Requirement
Pick out every line with the word "index" and copy it.

Records for this exercise
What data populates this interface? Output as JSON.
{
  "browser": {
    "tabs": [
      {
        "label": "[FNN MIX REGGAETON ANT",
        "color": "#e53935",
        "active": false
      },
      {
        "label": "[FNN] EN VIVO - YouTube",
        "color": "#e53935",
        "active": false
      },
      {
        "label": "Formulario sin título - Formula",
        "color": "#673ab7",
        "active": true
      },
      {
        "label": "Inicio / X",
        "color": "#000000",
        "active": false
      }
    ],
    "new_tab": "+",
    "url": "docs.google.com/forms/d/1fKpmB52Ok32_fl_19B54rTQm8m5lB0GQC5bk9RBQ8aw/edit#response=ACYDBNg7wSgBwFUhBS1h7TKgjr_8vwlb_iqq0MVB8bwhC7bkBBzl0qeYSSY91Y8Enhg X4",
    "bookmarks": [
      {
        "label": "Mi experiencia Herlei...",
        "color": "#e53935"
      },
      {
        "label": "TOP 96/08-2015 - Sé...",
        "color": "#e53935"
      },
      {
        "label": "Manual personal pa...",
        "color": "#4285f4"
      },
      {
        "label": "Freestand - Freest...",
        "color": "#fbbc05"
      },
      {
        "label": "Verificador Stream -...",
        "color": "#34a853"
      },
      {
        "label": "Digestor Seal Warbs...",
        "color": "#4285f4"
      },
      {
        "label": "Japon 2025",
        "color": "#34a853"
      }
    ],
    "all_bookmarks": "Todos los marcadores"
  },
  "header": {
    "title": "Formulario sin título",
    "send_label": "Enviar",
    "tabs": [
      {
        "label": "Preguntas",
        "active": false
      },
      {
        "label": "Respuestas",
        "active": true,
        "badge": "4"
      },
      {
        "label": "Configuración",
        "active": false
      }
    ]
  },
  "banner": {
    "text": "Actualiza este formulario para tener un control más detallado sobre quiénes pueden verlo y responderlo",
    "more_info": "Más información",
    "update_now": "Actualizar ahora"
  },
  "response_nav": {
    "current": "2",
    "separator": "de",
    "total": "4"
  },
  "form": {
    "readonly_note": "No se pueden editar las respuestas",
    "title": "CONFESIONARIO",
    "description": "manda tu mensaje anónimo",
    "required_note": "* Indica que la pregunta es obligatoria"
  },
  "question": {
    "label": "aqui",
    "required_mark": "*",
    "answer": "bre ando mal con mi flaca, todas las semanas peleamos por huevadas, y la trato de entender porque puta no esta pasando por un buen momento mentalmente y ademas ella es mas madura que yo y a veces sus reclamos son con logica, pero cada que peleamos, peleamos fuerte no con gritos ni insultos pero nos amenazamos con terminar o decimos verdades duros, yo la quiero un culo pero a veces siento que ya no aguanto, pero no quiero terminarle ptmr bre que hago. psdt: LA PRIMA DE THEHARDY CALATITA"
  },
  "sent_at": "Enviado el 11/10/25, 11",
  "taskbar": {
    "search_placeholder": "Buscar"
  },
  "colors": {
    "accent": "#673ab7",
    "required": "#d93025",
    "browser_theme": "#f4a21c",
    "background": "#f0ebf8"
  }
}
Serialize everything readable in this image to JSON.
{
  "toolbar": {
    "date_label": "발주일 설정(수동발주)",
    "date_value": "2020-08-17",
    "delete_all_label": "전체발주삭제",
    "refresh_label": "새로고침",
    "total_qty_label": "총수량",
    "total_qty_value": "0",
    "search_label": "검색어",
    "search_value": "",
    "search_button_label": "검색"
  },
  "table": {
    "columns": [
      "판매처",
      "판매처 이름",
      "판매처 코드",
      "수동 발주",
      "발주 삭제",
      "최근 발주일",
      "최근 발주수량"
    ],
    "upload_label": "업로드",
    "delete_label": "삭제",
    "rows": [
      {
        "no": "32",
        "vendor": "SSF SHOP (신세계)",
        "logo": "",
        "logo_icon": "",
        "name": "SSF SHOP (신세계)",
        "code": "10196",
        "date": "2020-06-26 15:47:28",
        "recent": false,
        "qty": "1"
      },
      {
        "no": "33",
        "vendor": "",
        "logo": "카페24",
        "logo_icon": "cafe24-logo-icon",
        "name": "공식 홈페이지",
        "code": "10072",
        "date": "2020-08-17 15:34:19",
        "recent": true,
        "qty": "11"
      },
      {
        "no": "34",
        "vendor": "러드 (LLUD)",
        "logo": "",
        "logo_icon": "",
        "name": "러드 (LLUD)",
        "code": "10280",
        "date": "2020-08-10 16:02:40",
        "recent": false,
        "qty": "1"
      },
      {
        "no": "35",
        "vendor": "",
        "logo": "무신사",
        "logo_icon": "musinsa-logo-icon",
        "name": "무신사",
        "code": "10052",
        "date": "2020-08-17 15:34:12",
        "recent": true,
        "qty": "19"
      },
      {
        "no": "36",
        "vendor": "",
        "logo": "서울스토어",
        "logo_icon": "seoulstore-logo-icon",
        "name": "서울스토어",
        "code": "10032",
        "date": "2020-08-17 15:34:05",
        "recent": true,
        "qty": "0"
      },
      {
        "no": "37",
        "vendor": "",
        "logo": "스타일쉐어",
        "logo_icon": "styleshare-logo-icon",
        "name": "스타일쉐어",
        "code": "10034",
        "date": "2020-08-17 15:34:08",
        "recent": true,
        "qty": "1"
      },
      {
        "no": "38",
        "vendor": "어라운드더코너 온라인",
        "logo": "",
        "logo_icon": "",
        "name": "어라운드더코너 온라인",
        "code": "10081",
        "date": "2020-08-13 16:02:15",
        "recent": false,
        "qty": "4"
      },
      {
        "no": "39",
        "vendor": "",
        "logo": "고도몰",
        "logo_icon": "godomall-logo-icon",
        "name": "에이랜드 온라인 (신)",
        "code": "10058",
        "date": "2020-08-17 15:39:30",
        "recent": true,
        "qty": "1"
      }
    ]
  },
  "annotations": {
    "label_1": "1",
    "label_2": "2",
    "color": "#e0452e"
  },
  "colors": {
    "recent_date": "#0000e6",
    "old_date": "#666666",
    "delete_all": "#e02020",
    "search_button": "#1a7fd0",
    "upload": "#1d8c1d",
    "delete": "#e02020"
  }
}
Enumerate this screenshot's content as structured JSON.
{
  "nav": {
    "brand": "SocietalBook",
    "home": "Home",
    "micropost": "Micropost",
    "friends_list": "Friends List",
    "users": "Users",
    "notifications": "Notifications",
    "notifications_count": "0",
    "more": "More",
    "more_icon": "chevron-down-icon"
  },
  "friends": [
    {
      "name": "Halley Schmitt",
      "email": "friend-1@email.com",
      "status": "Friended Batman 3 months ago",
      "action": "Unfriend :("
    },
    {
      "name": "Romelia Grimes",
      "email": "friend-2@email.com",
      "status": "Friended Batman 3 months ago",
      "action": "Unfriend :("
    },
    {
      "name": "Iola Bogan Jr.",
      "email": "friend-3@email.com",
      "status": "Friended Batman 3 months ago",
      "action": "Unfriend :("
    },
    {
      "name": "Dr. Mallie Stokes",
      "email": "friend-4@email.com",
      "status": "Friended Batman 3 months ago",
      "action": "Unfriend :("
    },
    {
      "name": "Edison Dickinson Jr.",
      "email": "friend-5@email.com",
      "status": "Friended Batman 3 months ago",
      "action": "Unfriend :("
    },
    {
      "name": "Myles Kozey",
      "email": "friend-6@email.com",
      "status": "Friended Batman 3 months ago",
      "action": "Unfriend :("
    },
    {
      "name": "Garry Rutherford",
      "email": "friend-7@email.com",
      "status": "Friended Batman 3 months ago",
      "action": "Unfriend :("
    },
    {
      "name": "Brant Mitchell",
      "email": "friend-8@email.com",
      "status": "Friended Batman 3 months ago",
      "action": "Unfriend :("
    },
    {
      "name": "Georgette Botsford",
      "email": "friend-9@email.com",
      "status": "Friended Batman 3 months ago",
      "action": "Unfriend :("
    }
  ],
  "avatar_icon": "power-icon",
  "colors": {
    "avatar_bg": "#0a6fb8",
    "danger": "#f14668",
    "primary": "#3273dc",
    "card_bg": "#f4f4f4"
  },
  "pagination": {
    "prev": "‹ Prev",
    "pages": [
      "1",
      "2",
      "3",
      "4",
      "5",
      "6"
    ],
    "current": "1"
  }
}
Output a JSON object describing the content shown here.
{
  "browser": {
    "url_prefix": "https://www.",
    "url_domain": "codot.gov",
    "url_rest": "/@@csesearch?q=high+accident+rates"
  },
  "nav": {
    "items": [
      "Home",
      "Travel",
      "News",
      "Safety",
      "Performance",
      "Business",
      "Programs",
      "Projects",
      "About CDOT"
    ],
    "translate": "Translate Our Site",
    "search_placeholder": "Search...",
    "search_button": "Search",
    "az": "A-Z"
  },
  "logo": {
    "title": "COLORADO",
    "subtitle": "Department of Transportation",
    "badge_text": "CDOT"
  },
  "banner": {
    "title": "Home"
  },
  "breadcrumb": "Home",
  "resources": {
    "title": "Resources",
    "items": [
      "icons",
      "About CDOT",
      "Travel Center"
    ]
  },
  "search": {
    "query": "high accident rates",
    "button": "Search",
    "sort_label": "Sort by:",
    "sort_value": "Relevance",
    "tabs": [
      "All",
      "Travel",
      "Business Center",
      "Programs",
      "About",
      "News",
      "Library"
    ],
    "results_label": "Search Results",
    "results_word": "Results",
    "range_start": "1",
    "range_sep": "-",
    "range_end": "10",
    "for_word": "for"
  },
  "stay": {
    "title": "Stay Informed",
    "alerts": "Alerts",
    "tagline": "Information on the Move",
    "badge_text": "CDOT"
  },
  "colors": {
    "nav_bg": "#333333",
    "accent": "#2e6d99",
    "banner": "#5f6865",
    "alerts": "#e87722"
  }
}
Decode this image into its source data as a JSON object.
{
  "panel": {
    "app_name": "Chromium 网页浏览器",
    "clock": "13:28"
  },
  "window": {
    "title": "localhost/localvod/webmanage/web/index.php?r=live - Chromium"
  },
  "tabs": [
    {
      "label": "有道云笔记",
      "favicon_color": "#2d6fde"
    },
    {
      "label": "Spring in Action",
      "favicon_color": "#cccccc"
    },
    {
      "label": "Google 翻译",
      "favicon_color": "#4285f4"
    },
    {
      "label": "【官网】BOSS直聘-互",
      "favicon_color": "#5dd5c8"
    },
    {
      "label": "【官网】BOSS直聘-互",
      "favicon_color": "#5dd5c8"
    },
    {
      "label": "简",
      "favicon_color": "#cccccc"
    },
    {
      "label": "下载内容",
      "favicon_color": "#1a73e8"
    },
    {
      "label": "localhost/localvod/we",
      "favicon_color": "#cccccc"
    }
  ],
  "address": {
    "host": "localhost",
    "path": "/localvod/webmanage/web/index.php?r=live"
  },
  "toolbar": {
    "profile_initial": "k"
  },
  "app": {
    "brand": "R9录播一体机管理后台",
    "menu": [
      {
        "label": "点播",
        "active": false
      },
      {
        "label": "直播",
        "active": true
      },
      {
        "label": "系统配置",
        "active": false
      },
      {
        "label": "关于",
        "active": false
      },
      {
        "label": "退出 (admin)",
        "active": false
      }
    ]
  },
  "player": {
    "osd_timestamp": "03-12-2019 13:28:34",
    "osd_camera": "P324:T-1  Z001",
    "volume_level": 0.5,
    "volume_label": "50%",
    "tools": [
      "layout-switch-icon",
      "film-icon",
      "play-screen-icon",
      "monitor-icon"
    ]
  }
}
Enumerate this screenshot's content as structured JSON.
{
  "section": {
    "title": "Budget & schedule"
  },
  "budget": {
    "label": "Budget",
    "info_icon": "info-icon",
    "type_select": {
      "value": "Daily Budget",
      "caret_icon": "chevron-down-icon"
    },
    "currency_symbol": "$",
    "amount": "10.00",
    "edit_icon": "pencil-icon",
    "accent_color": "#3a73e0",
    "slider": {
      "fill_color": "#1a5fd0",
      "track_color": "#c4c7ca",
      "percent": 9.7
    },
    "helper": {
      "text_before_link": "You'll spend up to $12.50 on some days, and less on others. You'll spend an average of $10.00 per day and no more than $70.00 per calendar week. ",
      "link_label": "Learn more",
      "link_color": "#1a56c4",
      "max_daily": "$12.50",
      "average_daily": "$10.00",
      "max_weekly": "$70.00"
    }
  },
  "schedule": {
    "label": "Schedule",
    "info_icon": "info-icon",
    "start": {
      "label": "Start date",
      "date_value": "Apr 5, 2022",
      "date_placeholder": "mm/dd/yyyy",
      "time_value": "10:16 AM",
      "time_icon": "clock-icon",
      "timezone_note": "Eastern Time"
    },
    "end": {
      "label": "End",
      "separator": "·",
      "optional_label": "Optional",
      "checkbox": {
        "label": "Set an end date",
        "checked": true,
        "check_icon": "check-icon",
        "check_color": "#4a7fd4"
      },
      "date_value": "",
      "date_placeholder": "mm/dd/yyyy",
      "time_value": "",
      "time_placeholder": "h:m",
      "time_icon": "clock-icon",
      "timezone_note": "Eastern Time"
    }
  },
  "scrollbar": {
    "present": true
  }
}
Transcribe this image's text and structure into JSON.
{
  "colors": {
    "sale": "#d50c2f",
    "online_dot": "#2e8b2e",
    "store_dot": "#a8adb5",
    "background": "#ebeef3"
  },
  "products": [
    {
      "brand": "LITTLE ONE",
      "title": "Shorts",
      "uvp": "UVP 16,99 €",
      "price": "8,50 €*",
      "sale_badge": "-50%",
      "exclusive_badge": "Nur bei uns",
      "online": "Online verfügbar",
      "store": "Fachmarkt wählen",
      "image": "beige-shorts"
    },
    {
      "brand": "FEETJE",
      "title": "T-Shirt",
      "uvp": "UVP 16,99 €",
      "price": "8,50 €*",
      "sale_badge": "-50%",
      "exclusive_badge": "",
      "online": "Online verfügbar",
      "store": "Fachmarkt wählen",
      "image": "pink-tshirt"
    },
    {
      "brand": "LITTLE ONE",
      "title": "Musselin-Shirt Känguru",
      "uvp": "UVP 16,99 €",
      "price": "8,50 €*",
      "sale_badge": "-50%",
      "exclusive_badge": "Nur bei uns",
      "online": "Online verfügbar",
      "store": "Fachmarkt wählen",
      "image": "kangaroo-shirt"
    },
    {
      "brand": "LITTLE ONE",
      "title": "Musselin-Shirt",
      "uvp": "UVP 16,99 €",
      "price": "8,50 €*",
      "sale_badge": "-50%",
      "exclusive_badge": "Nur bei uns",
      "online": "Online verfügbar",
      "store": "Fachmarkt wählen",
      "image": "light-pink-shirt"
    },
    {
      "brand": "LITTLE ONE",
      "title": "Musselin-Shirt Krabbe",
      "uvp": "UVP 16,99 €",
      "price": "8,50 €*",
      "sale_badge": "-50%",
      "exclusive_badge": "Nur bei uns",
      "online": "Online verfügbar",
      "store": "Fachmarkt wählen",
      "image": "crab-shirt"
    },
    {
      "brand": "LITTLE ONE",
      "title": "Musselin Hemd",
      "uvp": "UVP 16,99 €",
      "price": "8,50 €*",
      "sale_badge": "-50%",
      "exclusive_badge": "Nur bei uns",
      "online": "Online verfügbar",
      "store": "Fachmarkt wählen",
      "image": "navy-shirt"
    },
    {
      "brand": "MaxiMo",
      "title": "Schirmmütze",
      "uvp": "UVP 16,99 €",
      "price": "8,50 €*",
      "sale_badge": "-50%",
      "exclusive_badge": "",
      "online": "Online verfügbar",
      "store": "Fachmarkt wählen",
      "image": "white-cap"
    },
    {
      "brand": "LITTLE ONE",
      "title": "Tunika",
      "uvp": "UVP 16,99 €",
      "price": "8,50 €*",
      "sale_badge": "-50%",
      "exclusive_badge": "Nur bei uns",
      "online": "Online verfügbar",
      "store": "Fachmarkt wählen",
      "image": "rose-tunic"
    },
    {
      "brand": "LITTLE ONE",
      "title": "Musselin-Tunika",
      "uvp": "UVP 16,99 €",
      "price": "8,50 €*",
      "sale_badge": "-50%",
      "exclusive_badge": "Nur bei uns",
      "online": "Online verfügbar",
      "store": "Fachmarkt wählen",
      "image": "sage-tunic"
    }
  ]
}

The completed task
    "title": "localhost/localvod/webmanage/web/index.php?r=live - Chromium"
    "path": "/localvod/webmanage/web/index.php?r=live"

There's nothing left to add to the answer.